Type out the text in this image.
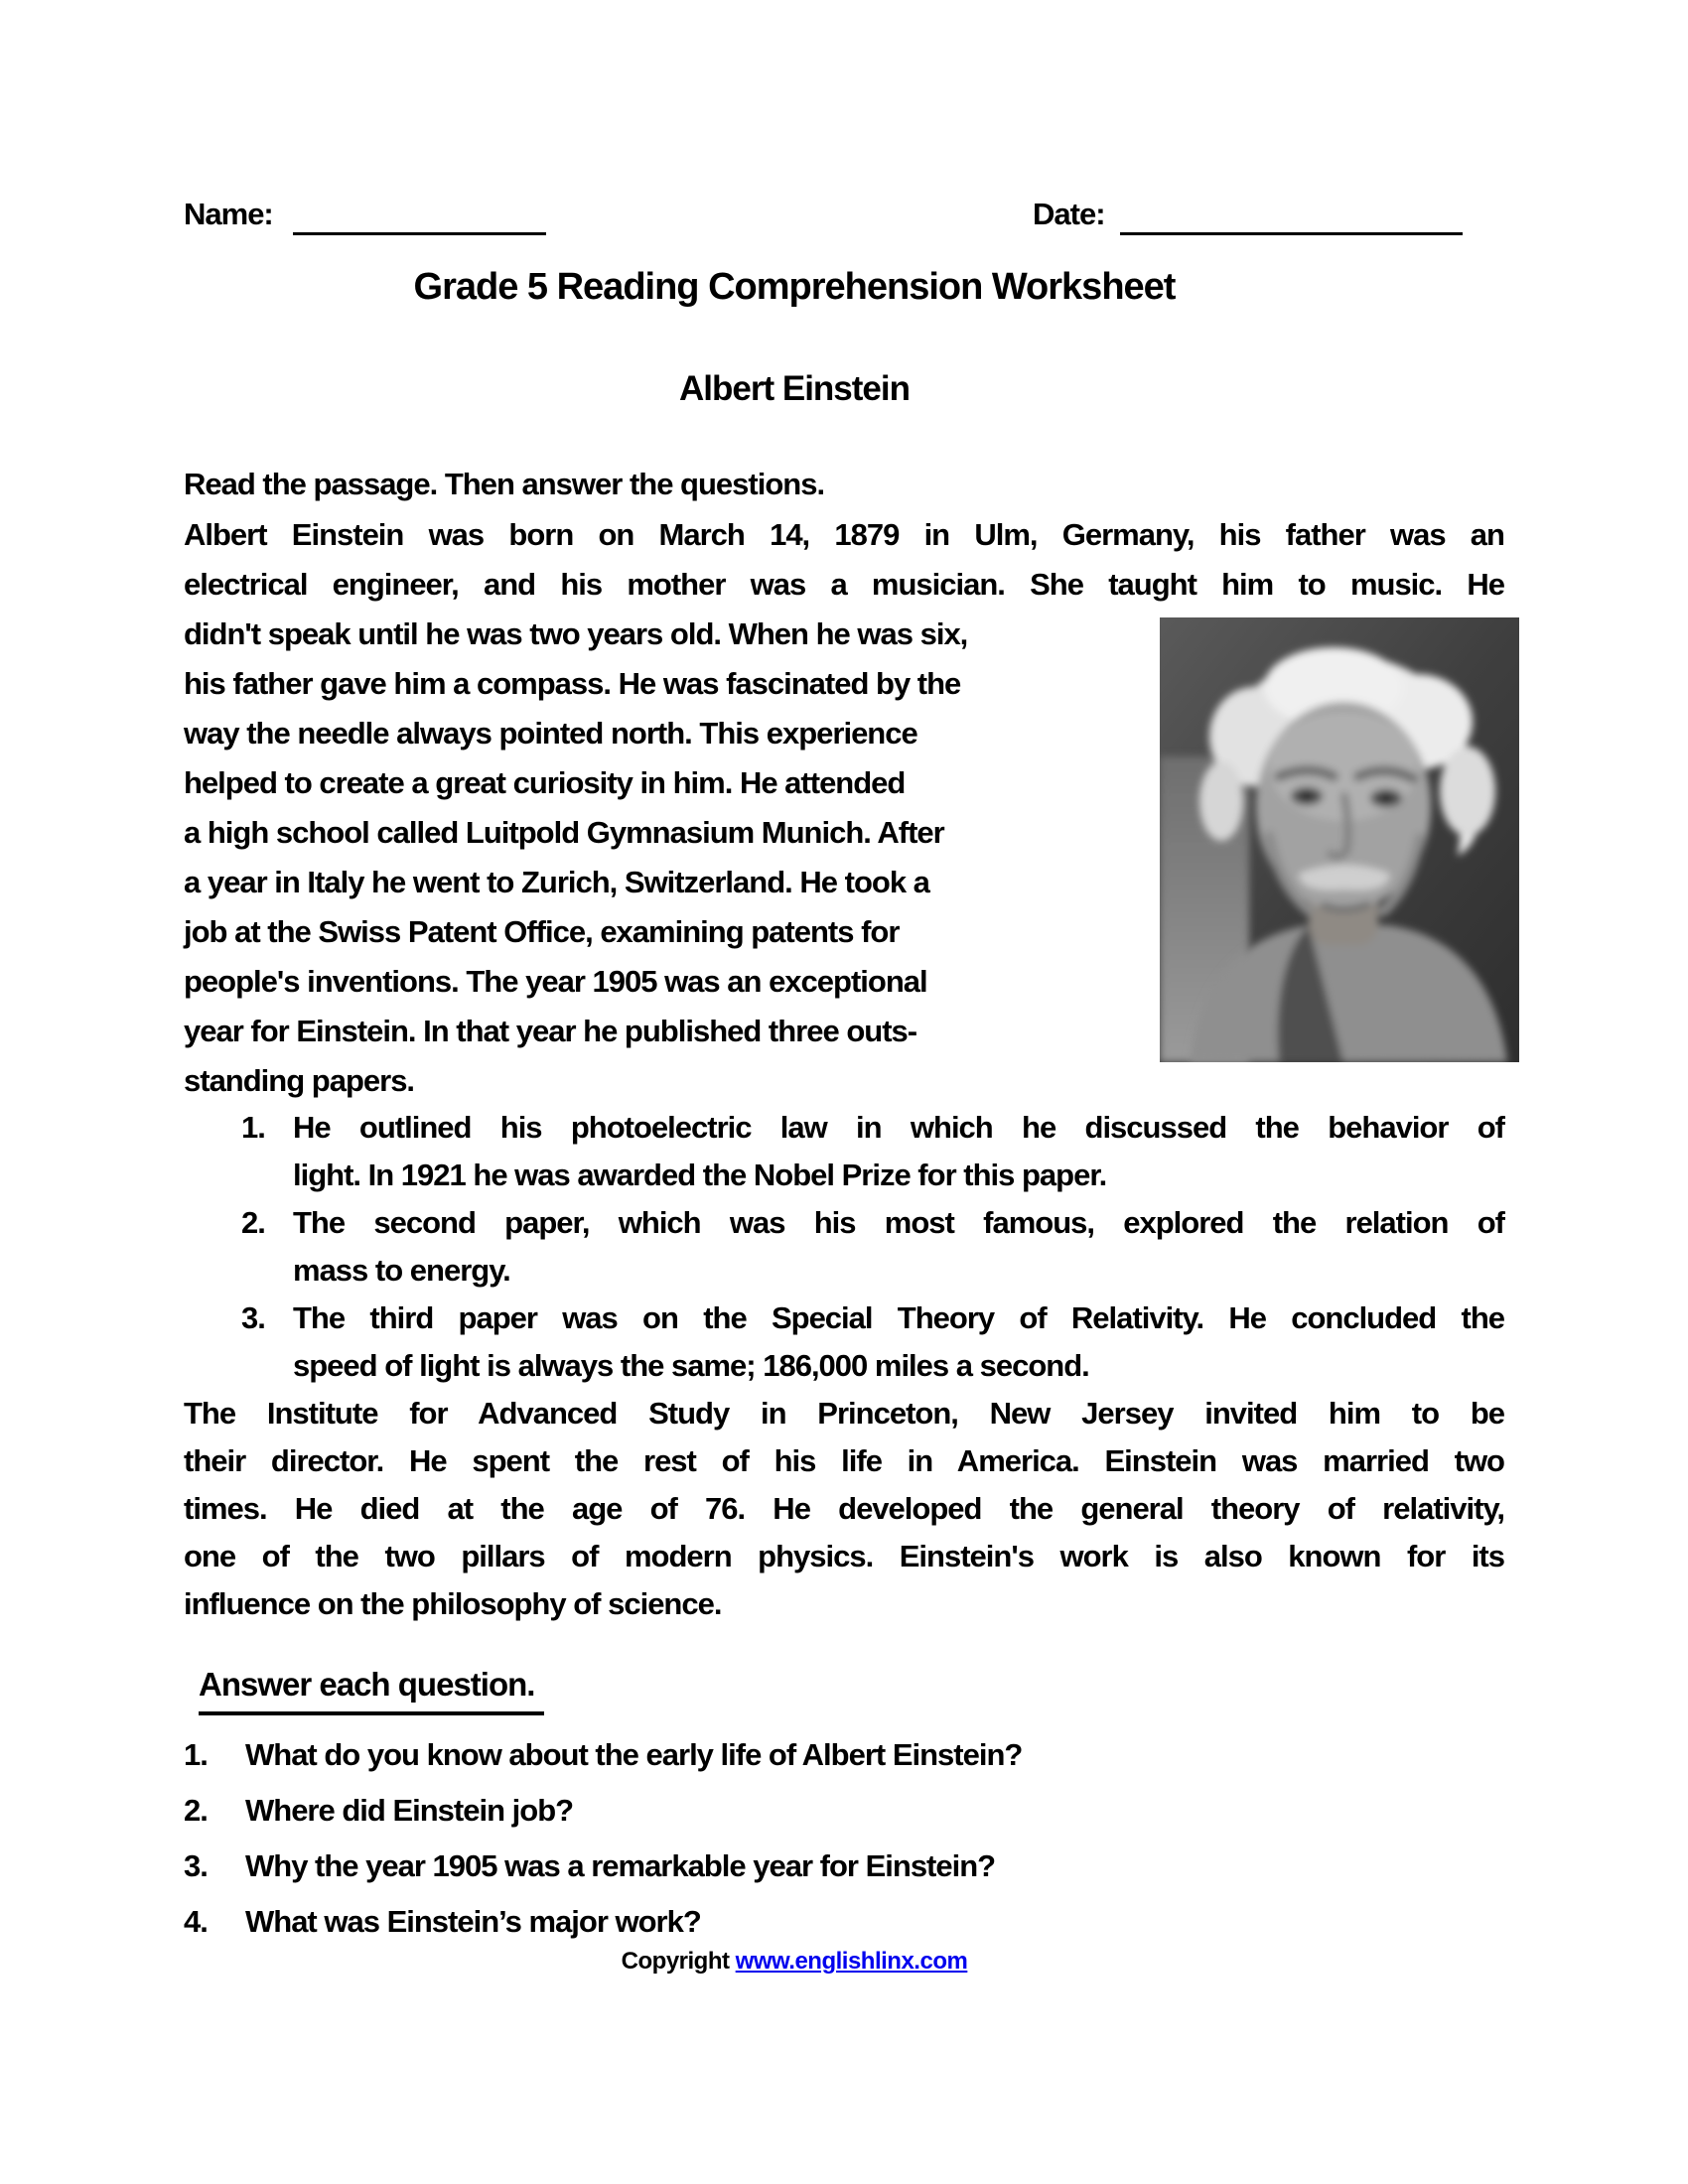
Name:	Date:
Grade 5 Reading Comprehension Worksheet
Albert Einstein
Read the passage. Then answer the questions.
Albert Einstein was born on March 14, 1879 in Ulm, Germany, his father was an
electrical engineer, and his mother was a musician. She taught him to music. He
didn't speak until he was two years old. When he was six,
his father gave him a compass. He was fascinated by the
way the needle always pointed north. This experience
helped to create a great curiosity in him. He attended
a high school called Luitpold Gymnasium Munich. After
a year in Italy he went to Zurich, Switzerland. He took a
job at the Swiss Patent Office, examining patents for
people's inventions. The year 1905 was an exceptional
year for Einstein. In that year he published three outs-
standing papers.
1. He outlined his photoelectric law in which he discussed the behavior of
light. In 1921 he was awarded the Nobel Prize for this paper.
2. The second paper, which was his most famous, explored the relation of
mass to energy.
3. The third paper was on the Special Theory of Relativity. He concluded the
speed of light is always the same; 186,000 miles a second.
The Institute for Advanced Study in Princeton, New Jersey invited him to be
their director. He spent the rest of his life in America. Einstein was married two
times. He died at the age of 76. He developed the general theory of relativity,
one of the two pillars of modern physics. Einstein's work is also known for its
influence on the philosophy of science.
Answer each question.
1.	What do you know about the early life of Albert Einstein?
2.	Where did Einstein job?
3.	Why the year 1905 was a remarkable year for Einstein?
4.	What was Einstein’s major work?
Copyright www.englishlinx.com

################

# YOUR INSTRUCTIONS
Look through the records and gather every line containing "second".

# WRITTEN RESPONSE
2. The second paper, which was his most famous, explored the relation of
speed of light is always the same; 186,000 miles a second.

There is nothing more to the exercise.